Short problem ▸
Go through the entries below and pick out every line with "JSON".

Records shown ▸
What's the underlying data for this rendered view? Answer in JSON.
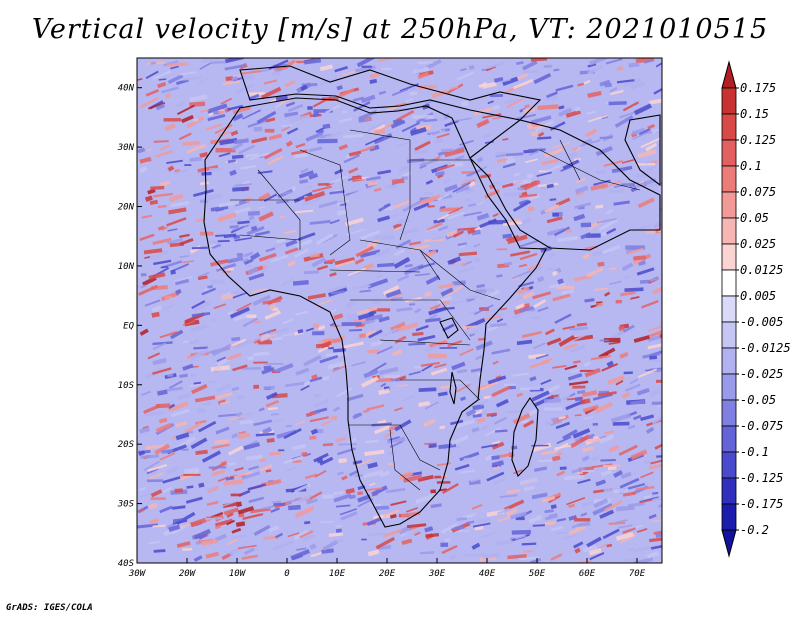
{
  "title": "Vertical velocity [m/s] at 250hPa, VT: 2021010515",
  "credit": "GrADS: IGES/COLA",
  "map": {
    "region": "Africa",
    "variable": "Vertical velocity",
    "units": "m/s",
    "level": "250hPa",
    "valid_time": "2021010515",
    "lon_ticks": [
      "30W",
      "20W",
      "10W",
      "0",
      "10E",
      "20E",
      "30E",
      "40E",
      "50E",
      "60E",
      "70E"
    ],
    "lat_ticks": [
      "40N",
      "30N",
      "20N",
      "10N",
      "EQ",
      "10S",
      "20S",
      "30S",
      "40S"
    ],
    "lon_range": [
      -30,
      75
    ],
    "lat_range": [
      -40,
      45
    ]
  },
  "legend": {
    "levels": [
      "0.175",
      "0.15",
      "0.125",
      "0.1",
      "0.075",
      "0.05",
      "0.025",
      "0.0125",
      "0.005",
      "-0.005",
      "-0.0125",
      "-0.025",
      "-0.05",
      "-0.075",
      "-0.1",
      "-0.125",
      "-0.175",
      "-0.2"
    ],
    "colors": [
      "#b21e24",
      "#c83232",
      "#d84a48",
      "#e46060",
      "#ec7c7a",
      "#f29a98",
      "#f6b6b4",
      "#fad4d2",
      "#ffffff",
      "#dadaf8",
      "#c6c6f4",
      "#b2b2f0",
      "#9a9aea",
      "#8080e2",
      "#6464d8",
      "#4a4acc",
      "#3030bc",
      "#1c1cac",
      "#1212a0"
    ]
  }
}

* * *

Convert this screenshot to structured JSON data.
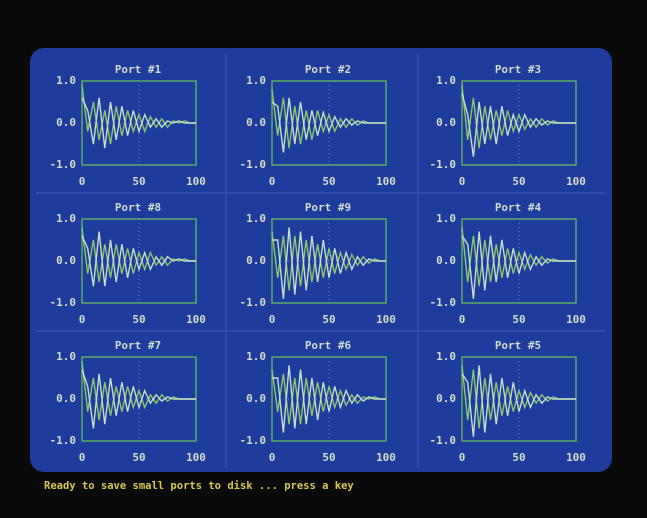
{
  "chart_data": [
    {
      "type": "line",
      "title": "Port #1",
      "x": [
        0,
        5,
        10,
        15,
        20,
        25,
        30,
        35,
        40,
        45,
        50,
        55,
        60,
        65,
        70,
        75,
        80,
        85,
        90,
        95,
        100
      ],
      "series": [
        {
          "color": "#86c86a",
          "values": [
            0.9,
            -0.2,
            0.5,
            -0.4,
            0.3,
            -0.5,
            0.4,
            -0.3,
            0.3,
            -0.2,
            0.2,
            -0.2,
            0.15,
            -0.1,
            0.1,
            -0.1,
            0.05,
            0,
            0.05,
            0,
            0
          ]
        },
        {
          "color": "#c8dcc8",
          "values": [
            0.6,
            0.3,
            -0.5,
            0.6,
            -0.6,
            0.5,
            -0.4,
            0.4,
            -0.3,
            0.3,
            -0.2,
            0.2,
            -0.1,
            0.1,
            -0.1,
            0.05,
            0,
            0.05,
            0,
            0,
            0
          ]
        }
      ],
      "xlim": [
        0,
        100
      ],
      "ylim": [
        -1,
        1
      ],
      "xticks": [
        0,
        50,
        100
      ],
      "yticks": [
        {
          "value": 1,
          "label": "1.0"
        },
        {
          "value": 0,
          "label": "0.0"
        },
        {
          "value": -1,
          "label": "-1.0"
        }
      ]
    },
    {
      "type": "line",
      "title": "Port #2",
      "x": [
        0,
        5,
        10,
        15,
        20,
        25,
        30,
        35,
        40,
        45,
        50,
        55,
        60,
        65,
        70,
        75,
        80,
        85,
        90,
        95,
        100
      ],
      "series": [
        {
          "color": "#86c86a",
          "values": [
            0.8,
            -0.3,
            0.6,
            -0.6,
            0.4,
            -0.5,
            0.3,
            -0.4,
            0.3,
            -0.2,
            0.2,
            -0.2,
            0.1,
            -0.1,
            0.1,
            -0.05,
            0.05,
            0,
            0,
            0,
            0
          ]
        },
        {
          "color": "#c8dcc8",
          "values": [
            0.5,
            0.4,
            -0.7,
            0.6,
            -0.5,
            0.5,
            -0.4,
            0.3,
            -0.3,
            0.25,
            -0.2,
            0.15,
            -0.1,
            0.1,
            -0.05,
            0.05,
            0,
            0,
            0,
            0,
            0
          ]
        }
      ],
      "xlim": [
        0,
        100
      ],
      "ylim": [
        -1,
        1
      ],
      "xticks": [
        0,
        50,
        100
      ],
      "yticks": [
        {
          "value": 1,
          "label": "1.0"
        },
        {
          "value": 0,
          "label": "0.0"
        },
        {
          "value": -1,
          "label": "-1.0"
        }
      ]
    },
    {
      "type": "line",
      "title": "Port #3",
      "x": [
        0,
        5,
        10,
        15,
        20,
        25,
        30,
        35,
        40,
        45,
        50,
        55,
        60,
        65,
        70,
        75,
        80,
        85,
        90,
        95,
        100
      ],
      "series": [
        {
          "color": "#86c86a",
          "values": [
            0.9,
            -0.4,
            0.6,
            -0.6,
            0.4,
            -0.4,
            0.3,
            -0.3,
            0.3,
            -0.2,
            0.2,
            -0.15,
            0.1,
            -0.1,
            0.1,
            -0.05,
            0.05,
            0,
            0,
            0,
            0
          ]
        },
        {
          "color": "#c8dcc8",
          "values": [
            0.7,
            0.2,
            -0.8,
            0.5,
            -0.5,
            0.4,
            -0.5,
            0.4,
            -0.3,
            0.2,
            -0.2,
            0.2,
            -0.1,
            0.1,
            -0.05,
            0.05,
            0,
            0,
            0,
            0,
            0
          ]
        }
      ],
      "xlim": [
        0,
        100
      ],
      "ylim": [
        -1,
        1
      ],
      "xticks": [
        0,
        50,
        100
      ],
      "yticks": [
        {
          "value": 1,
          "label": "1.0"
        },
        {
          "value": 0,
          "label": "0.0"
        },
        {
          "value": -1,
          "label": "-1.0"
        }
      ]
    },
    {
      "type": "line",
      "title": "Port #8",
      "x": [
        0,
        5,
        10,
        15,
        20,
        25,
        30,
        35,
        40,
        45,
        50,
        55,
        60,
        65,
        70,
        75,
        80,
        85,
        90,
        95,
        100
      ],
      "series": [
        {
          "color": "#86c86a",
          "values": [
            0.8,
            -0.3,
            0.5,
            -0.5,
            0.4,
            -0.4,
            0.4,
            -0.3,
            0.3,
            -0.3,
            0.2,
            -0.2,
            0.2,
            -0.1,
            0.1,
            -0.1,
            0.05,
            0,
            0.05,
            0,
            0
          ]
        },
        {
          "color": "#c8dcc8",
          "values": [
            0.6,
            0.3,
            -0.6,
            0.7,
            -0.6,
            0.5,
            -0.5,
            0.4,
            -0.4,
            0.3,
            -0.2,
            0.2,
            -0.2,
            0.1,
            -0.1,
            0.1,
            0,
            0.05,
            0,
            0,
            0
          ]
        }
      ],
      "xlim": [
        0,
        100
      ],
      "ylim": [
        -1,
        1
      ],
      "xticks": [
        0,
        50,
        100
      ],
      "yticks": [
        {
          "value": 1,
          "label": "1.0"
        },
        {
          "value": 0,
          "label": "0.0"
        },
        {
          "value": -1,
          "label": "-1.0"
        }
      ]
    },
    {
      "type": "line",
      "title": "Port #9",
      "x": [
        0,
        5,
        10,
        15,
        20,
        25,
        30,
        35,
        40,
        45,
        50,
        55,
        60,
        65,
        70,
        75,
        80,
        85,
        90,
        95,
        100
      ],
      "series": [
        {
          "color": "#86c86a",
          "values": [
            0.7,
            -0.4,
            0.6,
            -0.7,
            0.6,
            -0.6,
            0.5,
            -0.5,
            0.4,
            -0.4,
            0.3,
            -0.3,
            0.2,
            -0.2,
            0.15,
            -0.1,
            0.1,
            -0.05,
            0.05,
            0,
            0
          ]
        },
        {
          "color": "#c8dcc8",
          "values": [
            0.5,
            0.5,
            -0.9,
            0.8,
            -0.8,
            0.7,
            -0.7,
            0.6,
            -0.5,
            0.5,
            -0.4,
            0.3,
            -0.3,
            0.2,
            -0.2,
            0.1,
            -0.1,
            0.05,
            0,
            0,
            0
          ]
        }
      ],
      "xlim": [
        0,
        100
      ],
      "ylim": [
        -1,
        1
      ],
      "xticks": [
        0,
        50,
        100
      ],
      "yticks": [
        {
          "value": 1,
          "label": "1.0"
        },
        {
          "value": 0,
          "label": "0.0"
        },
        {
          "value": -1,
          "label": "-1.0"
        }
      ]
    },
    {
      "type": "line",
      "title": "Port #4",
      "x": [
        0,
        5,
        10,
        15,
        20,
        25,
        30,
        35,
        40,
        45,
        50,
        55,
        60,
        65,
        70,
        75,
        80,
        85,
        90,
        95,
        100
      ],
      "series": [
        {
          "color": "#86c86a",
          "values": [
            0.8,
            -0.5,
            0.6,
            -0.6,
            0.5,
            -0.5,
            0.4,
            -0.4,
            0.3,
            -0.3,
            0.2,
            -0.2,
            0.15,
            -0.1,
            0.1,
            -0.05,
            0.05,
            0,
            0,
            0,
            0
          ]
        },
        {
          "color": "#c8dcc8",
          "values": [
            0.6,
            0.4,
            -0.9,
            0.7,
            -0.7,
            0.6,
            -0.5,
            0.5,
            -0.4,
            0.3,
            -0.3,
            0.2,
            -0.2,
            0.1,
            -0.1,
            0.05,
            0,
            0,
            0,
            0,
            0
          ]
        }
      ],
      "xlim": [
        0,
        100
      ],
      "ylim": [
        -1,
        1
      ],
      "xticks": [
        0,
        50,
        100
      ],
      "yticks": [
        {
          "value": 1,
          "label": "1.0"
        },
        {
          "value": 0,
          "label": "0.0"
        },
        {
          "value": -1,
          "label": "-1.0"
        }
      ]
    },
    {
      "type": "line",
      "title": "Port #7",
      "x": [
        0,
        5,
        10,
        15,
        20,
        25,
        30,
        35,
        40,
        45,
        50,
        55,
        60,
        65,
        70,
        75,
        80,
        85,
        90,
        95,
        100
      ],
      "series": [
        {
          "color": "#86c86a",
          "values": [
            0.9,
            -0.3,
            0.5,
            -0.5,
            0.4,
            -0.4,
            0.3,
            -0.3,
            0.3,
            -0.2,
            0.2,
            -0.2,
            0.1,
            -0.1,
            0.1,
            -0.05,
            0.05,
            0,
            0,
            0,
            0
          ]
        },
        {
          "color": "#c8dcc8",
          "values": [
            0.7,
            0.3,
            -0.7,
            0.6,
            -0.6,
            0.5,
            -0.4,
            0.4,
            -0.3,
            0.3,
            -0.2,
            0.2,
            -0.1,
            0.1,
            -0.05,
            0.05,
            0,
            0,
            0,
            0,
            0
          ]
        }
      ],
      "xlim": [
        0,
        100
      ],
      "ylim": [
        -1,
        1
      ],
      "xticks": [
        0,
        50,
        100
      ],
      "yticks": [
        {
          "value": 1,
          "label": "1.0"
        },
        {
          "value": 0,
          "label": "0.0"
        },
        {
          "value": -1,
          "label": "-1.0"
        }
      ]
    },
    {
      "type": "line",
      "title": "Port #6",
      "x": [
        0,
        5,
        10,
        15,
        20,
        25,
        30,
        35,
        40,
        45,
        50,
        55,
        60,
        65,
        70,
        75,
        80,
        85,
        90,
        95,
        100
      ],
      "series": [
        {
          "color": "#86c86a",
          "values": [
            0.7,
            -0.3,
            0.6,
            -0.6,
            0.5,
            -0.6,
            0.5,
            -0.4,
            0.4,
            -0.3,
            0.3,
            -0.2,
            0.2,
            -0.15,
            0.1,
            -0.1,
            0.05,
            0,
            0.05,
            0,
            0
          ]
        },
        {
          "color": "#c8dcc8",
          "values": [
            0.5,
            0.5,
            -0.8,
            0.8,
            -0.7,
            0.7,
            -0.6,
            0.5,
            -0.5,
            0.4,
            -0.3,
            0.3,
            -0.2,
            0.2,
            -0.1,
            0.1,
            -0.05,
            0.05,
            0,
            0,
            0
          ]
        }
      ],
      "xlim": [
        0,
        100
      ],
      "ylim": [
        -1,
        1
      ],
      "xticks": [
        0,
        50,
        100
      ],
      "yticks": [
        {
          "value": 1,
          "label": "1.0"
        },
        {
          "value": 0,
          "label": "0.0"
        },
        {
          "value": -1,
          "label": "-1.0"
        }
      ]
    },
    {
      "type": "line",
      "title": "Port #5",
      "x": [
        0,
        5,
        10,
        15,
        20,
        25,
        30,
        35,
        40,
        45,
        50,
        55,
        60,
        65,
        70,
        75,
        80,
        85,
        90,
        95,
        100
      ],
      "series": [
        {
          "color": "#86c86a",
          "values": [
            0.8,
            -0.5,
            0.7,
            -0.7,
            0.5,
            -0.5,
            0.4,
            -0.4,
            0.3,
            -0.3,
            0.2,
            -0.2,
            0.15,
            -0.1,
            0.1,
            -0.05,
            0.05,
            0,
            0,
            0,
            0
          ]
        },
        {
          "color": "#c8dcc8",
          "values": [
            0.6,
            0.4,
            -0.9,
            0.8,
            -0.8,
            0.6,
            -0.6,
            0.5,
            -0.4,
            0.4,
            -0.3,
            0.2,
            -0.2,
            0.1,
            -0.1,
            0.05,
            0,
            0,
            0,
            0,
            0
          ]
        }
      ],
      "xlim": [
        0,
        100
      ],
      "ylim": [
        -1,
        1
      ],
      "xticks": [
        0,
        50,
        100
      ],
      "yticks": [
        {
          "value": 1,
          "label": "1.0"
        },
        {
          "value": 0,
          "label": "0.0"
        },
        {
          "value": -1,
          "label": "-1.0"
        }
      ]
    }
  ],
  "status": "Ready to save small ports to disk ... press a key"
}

Result for this exercise ▸
What's the underlying data for this rendered view? Answer in JSON.
Convert this screenshot to structured JSON data.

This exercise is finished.